**Exercise instructions:** From the listing below, pull out the lines that hold "статьям".

[Rows from a dataset]
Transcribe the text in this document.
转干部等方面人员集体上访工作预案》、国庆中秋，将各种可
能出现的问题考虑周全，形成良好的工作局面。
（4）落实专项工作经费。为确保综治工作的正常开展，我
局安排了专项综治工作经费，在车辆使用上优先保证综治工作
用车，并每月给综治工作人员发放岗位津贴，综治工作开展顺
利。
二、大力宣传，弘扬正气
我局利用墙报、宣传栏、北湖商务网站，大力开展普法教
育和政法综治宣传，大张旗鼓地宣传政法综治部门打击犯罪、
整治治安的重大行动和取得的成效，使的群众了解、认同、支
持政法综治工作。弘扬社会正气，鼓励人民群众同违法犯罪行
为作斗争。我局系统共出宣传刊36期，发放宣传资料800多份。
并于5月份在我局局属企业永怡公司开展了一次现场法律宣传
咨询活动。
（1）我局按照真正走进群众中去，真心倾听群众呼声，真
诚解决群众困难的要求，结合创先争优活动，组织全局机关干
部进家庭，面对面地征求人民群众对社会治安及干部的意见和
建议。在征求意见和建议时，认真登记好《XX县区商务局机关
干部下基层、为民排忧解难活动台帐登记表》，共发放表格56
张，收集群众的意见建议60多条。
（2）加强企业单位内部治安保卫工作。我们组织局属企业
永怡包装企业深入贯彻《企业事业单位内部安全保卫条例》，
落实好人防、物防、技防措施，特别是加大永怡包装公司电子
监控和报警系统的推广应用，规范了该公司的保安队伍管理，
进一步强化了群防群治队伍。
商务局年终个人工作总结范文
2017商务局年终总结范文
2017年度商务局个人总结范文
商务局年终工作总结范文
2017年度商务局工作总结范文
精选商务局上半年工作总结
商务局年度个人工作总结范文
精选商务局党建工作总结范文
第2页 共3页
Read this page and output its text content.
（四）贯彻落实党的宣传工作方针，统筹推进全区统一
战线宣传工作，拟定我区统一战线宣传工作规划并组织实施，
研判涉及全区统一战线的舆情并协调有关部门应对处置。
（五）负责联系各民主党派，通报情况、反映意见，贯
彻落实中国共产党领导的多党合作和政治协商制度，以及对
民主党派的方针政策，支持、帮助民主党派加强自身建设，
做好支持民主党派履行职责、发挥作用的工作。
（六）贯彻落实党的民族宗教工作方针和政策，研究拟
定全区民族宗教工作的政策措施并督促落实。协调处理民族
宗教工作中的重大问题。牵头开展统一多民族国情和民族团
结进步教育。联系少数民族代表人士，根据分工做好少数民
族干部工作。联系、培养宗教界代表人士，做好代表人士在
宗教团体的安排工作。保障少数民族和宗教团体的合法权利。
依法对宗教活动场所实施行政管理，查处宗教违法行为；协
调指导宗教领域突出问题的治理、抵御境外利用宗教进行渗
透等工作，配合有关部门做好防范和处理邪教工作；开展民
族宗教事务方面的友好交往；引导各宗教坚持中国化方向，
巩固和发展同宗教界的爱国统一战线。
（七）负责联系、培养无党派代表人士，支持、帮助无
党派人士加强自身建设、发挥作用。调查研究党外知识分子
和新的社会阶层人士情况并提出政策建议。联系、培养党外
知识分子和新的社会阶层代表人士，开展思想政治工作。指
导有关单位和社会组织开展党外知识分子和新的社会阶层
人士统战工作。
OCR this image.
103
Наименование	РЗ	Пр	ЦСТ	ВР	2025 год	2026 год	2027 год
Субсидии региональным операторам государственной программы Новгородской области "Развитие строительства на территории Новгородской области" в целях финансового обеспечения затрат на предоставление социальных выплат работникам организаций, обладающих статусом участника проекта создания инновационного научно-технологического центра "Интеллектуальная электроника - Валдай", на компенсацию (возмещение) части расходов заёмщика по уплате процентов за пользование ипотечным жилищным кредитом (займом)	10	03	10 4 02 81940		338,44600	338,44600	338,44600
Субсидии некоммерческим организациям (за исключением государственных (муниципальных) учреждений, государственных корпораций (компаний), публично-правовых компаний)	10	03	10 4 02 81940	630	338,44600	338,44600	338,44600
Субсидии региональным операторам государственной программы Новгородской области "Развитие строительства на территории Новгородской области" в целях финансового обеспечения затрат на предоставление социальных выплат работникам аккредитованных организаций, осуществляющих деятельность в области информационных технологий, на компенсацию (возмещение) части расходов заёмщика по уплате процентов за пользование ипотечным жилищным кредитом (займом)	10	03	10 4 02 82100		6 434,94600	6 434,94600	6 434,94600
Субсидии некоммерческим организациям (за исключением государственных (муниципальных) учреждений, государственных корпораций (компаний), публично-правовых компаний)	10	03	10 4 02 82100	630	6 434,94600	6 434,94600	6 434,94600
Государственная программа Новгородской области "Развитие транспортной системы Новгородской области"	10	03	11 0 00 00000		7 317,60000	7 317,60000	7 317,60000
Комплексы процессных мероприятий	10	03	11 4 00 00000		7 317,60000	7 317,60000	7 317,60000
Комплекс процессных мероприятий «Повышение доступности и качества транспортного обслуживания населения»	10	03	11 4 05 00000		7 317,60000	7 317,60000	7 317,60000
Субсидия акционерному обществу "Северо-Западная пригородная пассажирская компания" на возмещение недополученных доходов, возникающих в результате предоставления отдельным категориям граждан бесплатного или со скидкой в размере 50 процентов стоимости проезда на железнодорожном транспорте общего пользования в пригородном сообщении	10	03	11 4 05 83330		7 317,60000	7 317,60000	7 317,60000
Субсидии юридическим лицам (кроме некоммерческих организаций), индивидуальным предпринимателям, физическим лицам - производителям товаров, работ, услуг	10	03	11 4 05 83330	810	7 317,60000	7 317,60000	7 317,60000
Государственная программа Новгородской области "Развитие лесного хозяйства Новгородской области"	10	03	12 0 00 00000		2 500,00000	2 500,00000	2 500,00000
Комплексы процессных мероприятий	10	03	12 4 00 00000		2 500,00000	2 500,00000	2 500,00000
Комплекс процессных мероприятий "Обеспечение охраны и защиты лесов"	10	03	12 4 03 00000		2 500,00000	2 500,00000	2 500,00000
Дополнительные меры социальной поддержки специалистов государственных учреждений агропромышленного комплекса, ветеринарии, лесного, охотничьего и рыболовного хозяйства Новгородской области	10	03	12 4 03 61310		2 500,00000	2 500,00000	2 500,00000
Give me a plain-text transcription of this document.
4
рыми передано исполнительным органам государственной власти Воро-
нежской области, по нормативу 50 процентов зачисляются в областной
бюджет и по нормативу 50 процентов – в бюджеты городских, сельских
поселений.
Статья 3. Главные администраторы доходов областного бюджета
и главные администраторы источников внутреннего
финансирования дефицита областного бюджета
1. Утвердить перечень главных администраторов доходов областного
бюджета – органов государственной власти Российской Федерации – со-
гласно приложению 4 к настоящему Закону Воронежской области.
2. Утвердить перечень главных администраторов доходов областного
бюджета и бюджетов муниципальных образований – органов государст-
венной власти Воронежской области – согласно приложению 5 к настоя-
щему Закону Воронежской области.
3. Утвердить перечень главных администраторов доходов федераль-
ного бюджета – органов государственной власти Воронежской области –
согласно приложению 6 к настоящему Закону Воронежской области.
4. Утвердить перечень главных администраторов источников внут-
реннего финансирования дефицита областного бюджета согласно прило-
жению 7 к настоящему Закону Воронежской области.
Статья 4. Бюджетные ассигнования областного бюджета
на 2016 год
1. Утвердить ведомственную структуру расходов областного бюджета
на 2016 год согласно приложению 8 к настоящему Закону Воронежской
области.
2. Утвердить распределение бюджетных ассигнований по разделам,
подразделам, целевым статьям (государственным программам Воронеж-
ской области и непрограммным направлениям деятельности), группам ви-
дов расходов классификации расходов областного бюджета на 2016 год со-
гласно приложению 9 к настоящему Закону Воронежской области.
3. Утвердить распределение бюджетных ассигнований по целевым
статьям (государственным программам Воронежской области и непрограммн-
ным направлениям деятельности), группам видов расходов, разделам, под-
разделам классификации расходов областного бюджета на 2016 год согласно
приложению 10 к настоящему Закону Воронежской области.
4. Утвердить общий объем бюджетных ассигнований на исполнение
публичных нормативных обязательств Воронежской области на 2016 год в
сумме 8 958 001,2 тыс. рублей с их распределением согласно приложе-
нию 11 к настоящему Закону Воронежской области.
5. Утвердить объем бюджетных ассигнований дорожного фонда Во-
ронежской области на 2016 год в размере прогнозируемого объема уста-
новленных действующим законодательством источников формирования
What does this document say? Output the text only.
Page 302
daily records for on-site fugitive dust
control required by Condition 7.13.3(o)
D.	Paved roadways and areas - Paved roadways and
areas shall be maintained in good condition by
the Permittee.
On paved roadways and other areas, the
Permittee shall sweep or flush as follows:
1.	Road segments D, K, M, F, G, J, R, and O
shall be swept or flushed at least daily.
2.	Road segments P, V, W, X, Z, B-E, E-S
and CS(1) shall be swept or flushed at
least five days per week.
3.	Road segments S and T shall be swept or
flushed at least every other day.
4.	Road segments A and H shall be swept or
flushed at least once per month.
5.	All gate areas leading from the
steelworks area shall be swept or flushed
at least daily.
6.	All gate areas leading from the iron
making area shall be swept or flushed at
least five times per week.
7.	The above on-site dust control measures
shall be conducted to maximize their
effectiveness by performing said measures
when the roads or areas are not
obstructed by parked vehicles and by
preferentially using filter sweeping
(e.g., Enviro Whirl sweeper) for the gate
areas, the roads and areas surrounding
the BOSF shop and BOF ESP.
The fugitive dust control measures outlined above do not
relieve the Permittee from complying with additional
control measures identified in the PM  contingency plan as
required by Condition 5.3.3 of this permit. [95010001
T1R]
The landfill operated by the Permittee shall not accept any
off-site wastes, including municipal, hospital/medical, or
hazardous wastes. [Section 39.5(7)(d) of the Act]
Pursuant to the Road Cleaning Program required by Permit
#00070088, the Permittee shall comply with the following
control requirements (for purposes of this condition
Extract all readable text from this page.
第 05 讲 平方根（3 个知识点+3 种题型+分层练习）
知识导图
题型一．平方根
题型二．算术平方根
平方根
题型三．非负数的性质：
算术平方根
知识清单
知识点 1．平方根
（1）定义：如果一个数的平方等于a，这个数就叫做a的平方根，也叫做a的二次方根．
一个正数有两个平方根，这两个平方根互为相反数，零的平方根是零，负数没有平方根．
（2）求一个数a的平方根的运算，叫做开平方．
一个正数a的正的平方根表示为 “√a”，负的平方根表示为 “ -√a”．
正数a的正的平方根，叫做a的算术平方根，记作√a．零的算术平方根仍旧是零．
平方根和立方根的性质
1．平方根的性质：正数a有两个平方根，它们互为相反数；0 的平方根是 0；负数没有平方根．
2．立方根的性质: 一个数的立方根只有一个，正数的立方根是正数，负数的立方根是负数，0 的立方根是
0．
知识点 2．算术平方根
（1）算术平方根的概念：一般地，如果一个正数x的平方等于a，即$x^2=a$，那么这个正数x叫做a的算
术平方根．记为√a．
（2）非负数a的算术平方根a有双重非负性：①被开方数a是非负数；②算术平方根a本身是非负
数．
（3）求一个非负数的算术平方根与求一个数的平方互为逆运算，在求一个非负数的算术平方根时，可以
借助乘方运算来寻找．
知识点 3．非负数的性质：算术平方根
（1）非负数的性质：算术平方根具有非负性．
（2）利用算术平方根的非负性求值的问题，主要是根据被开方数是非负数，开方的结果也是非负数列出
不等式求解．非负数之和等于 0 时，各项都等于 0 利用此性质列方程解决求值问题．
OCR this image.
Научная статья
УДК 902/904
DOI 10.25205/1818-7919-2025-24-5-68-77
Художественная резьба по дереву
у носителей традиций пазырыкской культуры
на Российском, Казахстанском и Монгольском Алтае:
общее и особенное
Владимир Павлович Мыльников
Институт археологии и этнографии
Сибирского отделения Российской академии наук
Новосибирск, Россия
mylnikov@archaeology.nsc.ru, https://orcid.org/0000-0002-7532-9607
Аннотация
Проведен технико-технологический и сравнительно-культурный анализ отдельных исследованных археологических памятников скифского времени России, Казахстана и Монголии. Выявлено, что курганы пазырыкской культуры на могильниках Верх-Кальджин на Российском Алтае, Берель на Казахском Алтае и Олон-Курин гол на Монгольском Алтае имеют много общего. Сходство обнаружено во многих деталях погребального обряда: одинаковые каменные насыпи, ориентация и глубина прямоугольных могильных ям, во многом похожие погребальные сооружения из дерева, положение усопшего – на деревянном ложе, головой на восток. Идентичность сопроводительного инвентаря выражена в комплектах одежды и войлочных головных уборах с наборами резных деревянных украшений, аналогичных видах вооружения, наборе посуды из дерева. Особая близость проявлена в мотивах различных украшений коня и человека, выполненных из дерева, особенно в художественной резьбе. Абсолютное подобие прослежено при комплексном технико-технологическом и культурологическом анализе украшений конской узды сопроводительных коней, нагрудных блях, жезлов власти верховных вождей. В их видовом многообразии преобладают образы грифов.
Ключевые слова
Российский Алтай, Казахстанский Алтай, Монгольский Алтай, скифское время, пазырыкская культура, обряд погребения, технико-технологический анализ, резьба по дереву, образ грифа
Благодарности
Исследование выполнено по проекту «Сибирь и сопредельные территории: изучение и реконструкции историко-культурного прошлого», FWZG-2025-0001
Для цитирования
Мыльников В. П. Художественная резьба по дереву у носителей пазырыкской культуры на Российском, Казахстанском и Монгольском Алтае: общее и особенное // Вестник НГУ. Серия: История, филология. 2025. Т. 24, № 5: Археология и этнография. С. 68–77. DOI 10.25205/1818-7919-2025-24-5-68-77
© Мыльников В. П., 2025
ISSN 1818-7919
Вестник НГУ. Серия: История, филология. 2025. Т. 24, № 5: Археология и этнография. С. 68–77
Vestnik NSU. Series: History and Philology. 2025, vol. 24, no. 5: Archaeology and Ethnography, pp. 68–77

**Result of the exercise:**
подразделам, целевым статьям (государственным программам Воронеж-
статьям (государственным программам Воронежской области и непрограммн-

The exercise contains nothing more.